Stated task: Wherever the string "JSON" appears, copy the whole line.

## START Input data

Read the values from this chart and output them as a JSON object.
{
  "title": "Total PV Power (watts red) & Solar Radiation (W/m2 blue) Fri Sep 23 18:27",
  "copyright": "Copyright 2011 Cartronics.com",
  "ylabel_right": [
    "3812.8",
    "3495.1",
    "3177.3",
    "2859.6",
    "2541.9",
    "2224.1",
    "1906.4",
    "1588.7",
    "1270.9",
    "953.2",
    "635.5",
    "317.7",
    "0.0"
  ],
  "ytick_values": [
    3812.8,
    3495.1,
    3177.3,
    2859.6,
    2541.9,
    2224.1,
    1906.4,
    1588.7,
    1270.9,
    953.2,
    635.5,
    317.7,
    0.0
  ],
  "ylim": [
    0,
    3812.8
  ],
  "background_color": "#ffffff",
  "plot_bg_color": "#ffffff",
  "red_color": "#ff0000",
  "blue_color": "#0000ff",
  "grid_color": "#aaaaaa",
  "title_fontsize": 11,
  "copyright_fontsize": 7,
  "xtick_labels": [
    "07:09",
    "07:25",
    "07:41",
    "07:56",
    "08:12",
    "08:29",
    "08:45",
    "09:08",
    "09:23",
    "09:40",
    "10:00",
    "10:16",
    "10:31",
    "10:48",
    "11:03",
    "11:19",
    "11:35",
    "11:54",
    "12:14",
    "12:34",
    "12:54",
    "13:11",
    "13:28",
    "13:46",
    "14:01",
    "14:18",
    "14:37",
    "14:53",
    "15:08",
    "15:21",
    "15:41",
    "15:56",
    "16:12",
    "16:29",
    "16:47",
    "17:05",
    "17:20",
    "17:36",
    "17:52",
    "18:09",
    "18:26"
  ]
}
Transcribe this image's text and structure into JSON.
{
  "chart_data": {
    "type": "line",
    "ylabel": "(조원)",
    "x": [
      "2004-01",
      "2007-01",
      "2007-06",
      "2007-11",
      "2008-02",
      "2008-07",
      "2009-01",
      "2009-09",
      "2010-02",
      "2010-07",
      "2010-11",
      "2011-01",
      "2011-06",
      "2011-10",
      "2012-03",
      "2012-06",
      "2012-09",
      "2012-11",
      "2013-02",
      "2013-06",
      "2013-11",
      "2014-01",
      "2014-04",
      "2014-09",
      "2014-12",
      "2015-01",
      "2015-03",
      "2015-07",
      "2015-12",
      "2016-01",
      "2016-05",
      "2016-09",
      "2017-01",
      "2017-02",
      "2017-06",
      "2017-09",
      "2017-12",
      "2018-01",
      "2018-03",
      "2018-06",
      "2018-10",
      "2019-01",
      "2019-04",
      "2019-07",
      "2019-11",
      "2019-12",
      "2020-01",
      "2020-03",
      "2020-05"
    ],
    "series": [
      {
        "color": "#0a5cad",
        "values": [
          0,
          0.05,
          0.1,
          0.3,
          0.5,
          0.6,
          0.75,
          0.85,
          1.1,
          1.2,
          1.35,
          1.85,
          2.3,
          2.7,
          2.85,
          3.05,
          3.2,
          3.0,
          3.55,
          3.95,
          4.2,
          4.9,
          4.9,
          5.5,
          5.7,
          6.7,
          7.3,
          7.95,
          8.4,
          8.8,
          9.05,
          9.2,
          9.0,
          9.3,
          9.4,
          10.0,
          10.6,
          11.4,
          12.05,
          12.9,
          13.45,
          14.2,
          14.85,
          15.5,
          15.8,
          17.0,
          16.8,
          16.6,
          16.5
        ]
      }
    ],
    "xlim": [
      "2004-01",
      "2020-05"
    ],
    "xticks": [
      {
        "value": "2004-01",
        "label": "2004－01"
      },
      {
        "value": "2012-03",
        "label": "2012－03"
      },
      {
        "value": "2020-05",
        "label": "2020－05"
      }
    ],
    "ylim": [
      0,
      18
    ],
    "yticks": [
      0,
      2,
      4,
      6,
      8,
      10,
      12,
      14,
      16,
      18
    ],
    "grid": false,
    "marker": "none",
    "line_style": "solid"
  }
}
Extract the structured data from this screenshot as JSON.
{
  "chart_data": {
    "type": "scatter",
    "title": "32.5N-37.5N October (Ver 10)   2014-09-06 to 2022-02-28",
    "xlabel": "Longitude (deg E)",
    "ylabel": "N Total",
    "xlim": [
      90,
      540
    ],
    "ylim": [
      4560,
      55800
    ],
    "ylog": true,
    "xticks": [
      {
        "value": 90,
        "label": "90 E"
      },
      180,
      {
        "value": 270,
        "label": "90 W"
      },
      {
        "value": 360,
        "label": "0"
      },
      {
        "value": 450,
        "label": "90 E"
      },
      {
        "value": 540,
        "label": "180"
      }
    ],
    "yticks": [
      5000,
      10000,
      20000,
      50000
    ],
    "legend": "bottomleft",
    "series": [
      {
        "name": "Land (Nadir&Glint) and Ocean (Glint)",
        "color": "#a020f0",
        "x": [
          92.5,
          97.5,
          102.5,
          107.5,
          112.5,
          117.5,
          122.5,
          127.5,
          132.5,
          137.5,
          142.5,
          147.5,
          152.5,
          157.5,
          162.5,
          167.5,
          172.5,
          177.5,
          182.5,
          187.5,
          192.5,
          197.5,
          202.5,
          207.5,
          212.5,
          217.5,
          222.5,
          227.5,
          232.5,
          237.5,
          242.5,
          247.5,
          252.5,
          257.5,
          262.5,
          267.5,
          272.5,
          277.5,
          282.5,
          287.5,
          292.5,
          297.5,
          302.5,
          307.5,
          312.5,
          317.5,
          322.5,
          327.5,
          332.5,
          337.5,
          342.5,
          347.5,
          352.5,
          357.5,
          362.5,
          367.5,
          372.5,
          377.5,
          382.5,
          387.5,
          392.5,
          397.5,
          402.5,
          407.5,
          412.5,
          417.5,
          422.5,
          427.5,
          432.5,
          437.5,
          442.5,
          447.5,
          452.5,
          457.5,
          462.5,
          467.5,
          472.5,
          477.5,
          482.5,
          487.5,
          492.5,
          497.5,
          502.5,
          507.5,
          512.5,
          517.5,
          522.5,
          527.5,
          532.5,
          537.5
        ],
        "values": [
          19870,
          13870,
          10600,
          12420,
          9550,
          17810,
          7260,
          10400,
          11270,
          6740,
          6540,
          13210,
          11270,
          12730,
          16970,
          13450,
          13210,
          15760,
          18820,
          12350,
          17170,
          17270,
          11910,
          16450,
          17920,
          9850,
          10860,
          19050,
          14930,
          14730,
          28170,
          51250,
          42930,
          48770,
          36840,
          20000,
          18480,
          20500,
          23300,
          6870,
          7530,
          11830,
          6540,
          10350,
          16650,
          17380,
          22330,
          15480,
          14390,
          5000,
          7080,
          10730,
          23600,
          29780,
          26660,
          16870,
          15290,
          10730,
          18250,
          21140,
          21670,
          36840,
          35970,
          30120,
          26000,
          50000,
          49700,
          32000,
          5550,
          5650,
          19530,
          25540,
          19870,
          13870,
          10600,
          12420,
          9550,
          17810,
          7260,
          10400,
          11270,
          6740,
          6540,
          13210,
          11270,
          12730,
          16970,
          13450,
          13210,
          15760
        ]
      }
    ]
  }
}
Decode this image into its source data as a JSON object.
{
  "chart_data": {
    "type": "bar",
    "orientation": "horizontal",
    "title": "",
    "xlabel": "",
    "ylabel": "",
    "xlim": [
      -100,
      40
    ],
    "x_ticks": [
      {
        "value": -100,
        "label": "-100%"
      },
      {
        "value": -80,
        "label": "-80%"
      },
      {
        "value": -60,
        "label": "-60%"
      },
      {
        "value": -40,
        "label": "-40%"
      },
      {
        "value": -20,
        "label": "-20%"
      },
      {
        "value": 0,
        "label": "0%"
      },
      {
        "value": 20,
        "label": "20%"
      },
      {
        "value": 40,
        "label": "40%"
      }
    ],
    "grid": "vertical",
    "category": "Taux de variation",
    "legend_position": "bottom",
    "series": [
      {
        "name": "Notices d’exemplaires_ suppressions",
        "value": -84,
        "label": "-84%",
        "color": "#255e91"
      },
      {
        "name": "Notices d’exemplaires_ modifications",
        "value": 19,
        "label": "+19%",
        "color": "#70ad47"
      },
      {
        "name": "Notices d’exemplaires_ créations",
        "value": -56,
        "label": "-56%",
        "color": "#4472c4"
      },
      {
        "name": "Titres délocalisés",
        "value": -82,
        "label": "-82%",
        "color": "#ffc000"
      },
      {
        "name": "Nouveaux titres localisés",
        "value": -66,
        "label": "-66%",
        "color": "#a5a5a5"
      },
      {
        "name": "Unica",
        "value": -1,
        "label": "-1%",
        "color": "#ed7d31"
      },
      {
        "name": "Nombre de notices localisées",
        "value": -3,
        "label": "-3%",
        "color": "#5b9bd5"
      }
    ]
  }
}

## END Input data

Written response:
Read the values from this chart and output them as a JSON object.
Transcribe this image's text and structure into JSON.
Extract the structured data from this screenshot as JSON.
Decode this image into its source data as a JSON object.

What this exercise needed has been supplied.